◆ PROBLEM:
Tell how many lines include the string "ella". Answer with a single number.

begin RECORDS TO PROCESS

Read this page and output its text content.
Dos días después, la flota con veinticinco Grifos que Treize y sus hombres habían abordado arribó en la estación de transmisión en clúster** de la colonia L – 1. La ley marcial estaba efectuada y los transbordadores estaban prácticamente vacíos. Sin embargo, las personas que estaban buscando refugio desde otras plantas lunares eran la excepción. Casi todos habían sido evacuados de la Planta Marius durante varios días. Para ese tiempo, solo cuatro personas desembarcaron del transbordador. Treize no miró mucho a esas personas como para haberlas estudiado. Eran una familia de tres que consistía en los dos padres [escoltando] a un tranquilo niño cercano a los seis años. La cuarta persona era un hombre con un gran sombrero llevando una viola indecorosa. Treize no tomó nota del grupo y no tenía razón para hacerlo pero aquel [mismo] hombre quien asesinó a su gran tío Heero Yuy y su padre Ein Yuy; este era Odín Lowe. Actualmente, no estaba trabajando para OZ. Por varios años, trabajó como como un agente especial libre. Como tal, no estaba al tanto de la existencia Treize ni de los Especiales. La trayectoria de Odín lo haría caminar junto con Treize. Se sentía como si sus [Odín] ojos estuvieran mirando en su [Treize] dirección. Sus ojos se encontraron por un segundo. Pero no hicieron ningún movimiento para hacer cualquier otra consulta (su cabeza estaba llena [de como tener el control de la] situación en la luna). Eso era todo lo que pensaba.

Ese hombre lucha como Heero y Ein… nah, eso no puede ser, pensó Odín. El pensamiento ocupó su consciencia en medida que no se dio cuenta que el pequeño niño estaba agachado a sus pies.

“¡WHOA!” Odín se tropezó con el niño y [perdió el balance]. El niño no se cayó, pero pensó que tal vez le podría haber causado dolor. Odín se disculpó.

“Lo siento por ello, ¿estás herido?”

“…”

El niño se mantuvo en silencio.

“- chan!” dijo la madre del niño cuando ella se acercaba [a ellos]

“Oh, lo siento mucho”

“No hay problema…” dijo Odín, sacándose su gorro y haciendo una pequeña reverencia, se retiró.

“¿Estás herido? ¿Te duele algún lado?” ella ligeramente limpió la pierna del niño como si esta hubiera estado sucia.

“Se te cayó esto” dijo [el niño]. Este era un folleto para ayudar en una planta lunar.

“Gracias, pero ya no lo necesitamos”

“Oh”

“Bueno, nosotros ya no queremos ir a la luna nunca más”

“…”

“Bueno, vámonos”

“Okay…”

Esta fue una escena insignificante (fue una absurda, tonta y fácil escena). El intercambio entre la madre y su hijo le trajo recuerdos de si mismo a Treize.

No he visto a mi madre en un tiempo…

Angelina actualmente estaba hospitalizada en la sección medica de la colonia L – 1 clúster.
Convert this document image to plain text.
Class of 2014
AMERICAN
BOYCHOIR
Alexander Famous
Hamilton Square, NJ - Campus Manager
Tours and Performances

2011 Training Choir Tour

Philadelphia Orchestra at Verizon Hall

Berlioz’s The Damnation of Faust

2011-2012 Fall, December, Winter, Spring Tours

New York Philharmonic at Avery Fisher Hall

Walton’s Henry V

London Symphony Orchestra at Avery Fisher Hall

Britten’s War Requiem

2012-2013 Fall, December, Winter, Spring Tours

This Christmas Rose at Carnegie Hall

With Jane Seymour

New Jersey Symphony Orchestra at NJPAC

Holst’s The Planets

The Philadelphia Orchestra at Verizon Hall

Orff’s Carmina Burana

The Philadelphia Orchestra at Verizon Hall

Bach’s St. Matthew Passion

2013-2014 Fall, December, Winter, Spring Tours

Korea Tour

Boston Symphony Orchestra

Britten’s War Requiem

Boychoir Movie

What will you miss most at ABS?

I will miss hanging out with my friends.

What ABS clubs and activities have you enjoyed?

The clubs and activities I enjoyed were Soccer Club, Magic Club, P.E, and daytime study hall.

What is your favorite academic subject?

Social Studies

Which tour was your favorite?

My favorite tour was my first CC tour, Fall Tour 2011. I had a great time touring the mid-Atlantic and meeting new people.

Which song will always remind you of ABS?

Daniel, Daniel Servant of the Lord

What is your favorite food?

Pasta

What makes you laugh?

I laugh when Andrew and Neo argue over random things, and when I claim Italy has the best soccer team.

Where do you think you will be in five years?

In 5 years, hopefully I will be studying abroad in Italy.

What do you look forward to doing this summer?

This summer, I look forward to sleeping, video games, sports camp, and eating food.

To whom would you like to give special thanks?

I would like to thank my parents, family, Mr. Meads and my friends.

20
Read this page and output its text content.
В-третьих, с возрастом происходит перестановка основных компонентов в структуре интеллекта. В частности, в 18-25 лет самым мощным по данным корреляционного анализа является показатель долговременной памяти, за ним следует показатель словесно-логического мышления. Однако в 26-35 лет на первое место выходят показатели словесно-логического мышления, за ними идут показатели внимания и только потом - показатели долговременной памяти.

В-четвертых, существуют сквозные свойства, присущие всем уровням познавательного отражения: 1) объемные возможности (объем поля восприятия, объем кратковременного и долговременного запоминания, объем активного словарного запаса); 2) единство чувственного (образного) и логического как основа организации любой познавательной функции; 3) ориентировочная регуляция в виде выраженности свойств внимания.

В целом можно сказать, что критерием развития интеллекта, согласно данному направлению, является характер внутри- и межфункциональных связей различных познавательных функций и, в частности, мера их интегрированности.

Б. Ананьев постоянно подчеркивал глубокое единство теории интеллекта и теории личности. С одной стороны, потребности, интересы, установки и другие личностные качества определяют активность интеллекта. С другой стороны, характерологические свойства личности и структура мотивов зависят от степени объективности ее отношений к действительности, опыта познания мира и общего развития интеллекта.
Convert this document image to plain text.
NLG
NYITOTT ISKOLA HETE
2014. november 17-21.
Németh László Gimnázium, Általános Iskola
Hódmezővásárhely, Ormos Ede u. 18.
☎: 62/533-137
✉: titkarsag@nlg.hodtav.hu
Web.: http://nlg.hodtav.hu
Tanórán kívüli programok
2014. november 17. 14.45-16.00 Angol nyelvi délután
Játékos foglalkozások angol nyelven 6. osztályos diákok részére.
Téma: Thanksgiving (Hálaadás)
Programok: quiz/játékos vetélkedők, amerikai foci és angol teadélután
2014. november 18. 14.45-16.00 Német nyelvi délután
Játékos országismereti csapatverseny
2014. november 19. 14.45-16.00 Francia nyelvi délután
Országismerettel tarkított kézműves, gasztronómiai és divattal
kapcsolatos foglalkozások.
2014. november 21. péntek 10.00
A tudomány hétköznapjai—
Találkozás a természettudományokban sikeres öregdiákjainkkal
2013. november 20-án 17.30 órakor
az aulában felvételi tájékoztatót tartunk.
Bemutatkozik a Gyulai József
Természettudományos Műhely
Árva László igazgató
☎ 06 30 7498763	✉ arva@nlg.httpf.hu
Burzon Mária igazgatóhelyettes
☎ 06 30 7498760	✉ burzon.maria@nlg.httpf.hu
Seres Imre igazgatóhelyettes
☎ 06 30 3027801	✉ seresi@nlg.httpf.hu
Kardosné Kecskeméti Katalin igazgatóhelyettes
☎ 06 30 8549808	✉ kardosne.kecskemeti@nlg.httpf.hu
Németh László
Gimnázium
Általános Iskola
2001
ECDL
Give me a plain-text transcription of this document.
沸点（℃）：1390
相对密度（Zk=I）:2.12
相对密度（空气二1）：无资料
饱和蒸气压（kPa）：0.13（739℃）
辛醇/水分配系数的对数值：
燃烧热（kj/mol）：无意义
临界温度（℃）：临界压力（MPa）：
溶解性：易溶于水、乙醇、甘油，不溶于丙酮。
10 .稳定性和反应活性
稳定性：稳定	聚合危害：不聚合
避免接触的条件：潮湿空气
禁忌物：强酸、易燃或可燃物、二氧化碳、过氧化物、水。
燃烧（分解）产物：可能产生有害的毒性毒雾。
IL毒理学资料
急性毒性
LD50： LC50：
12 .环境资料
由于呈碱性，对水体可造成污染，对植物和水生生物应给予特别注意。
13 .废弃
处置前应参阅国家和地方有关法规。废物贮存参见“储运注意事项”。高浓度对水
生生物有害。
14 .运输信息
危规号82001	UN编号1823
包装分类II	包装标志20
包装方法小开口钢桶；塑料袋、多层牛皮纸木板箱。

end RECORDS TO PROCESS

◆ SOLUTION TO THE EXERCISE:
2